- DO THIS
Quote the listing in full, exactly as given, minus any pictures.

* BEGIN GIVEN RECORDS *

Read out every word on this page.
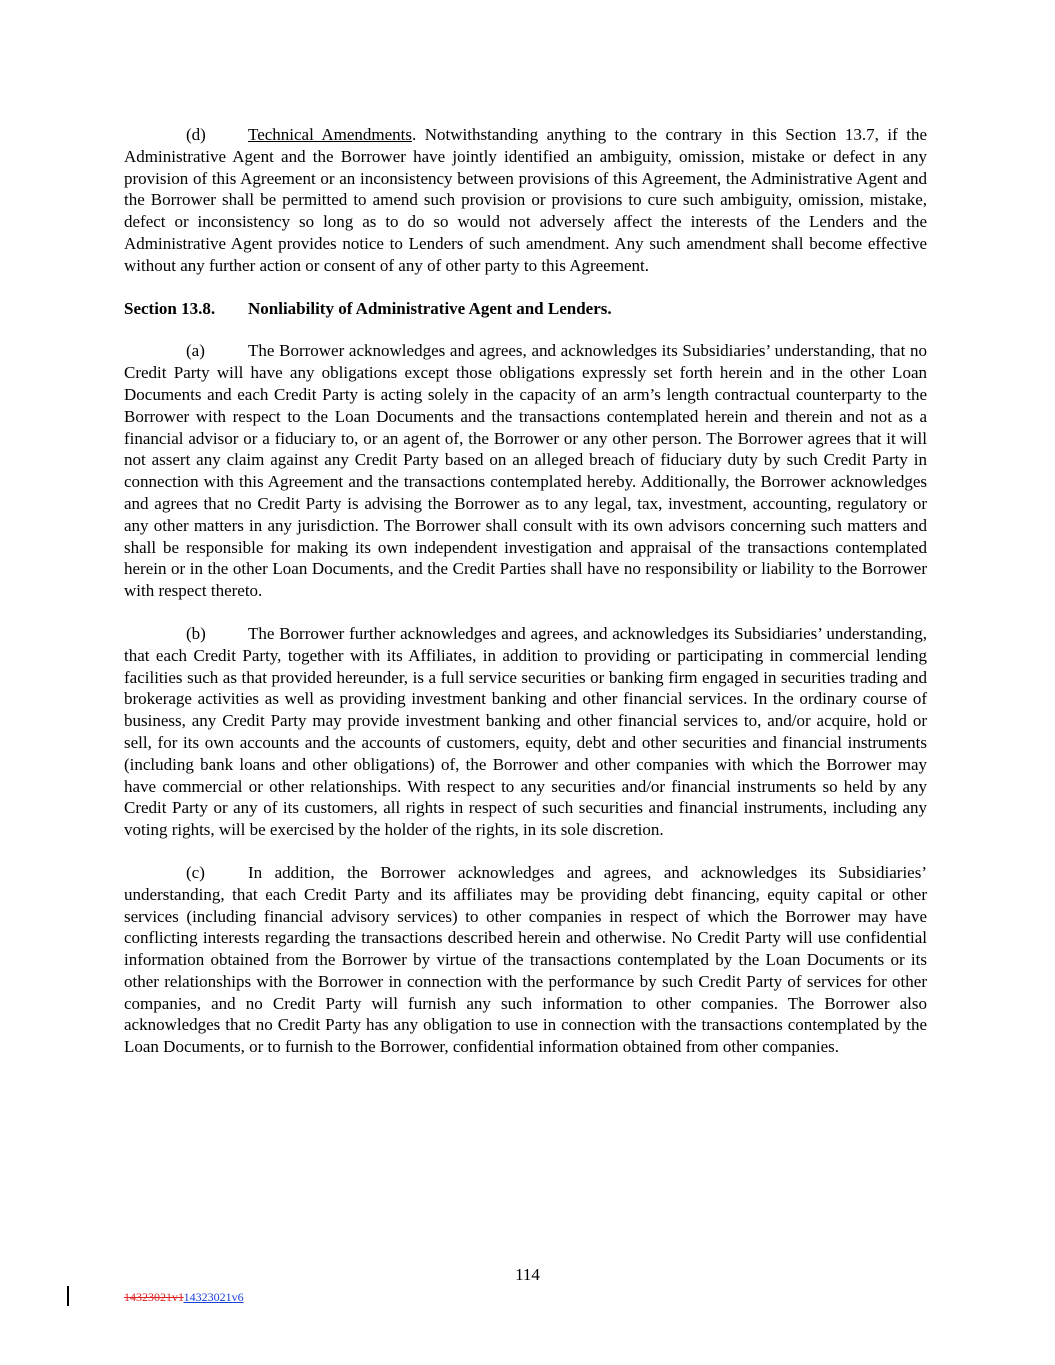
(d) Technical Amendments. Notwithstanding anything to the contrary in this Section 13.7, if the Administrative Agent and the Borrower have jointly identified an ambiguity, omission, mistake or defect in any provision of this Agreement or an inconsistency between provisions of this Agreement, the Administrative Agent and the Borrower shall be permitted to amend such provision or provisions to cure such ambiguity, omission, mistake, defect or inconsistency so long as to do so would not adversely affect the interests of the Lenders and the Administrative Agent provides notice to Lenders of such amendment. Any such amendment shall become effective without any further action or consent of any of other party to this Agreement.

Section 13.8. Nonliability of Administrative Agent and Lenders.

(a)	The Borrower acknowledges and agrees, and acknowledges its Subsidiaries’ understanding, that no Credit Party will have any obligations except those obligations expressly set forth herein and in the other Loan Documents and each Credit Party is acting solely in the capacity of an arm’s length contractual counterparty to the Borrower with respect to the Loan Documents and the transactions contemplated herein and therein and not as a financial advisor or a fiduciary to, or an agent of, the Borrower or any other person. The Borrower agrees that it will not assert any claim against any Credit Party based on an alleged breach of fiduciary duty by such Credit Party in connection with this Agreement and the transactions contemplated hereby. Additionally, the Borrower acknowledges and agrees that no Credit Party is advising the Borrower as to any legal, tax, investment, accounting, regulatory or any other matters in any jurisdiction. The Borrower shall consult with its own advisors concerning such matters and shall be responsible for making its own independent investigation and appraisal of the transactions contemplated herein or in the other Loan Documents, and the Credit Parties shall have no responsibility or liability to the Borrower with respect thereto.

(b) The Borrower further acknowledges and agrees, and acknowledges its Subsidiaries’ understanding, that each Credit Party, together with its Affiliates, in addition to providing or participating in commercial lending facilities such as that provided hereunder, is a full service securities or banking firm engaged in securities trading and brokerage activities as well as providing investment banking and other financial services. In the ordinary course of business, any Credit Party may provide investment banking and other financial services to, and/or acquire, hold or sell, for its own accounts and the accounts of customers, equity, debt and other securities and financial instruments (including bank loans and other obligations) of, the Borrower and other companies with which the Borrower may have commercial or other relationships. With respect to any securities and/or financial instruments so held by any Credit Party or any of its customers, all rights in respect of such securities and financial instruments, including any voting rights, will be exercised by the holder of the rights, in its sole discretion.

(c)	In addition, the Borrower acknowledges and agrees, and acknowledges its Subsidiaries’ understanding, that each Credit Party and its affiliates may be providing debt financing, equity capital or other services (including financial advisory services) to other companies in respect of which the Borrower may have conflicting interests regarding the transactions described herein and otherwise. No Credit Party will use confidential information obtained from the Borrower by virtue of the transactions contemplated by the Loan Documents or its other relationships with the Borrower in connection with the performance by such Credit Party of services for other companies, and no Credit Party will furnish any such information to other companies. The Borrower also acknowledges that no Credit Party has any obligation to use in connection with the transactions contemplated by the Loan Documents, or to furnish to the Borrower, confidential information obtained from other companies.

114
14323021v114323021v6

* END GIVEN RECORDS *

- ANSWER TO THIS EXERCISE
Read out every word on this page.
(d) Technical Amendments. Notwithstanding anything to the contrary in this Section 13.7, if the Administrative Agent and the Borrower have jointly identified an ambiguity, omission, mistake or defect in any provision of this Agreement or an inconsistency between provisions of this Agreement, the Administrative Agent and the Borrower shall be permitted to amend such provision or provisions to cure such ambiguity, omission, mistake, defect or inconsistency so long as to do so would not adversely affect the interests of the Lenders and the Administrative Agent provides notice to Lenders of such amendment. Any such amendment shall become effective without any further action or consent of any of other party to this Agreement.

Section 13.8. Nonliability of Administrative Agent and Lenders.

(a)	The Borrower acknowledges and agrees, and acknowledges its Subsidiaries’ understanding, that no Credit Party will have any obligations except those obligations expressly set forth herein and in the other Loan Documents and each Credit Party is acting solely in the capacity of an arm’s length contractual counterparty to the Borrower with respect to the Loan Documents and the transactions contemplated herein and therein and not as a financial advisor or a fiduciary to, or an agent of, the Borrower or any other person. The Borrower agrees that it will not assert any claim against any Credit Party based on an alleged breach of fiduciary duty by such Credit Party in connection with this Agreement and the transactions contemplated hereby. Additionally, the Borrower acknowledges and agrees that no Credit Party is advising the Borrower as to any legal, tax, investment, accounting, regulatory or any other matters in any jurisdiction. The Borrower shall consult with its own advisors concerning such matters and shall be responsible for making its own independent investigation and appraisal of the transactions contemplated herein or in the other Loan Documents, and the Credit Parties shall have no responsibility or liability to the Borrower with respect thereto.

(b) The Borrower further acknowledges and agrees, and acknowledges its Subsidiaries’ understanding, that each Credit Party, together with its Affiliates, in addition to providing or participating in commercial lending facilities such as that provided hereunder, is a full service securities or banking firm engaged in securities trading and brokerage activities as well as providing investment banking and other financial services. In the ordinary course of business, any Credit Party may provide investment banking and other financial services to, and/or acquire, hold or sell, for its own accounts and the accounts of customers, equity, debt and other securities and financial instruments (including bank loans and other obligations) of, the Borrower and other companies with which the Borrower may have commercial or other relationships. With respect to any securities and/or financial instruments so held by any Credit Party or any of its customers, all rights in respect of such securities and financial instruments, including any voting rights, will be exercised by the holder of the rights, in its sole discretion.

(c)	In addition, the Borrower acknowledges and agrees, and acknowledges its Subsidiaries’ understanding, that each Credit Party and its affiliates may be providing debt financing, equity capital or other services (including financial advisory services) to other companies in respect of which the Borrower may have conflicting interests regarding the transactions described herein and otherwise. No Credit Party will use confidential information obtained from the Borrower by virtue of the transactions contemplated by the Loan Documents or its other relationships with the Borrower in connection with the performance by such Credit Party of services for other companies, and no Credit Party will furnish any such information to other companies. The Borrower also acknowledges that no Credit Party has any obligation to use in connection with the transactions contemplated by the Loan Documents, or to furnish to the Borrower, confidential information obtained from other companies.

114
14323021v114323021v6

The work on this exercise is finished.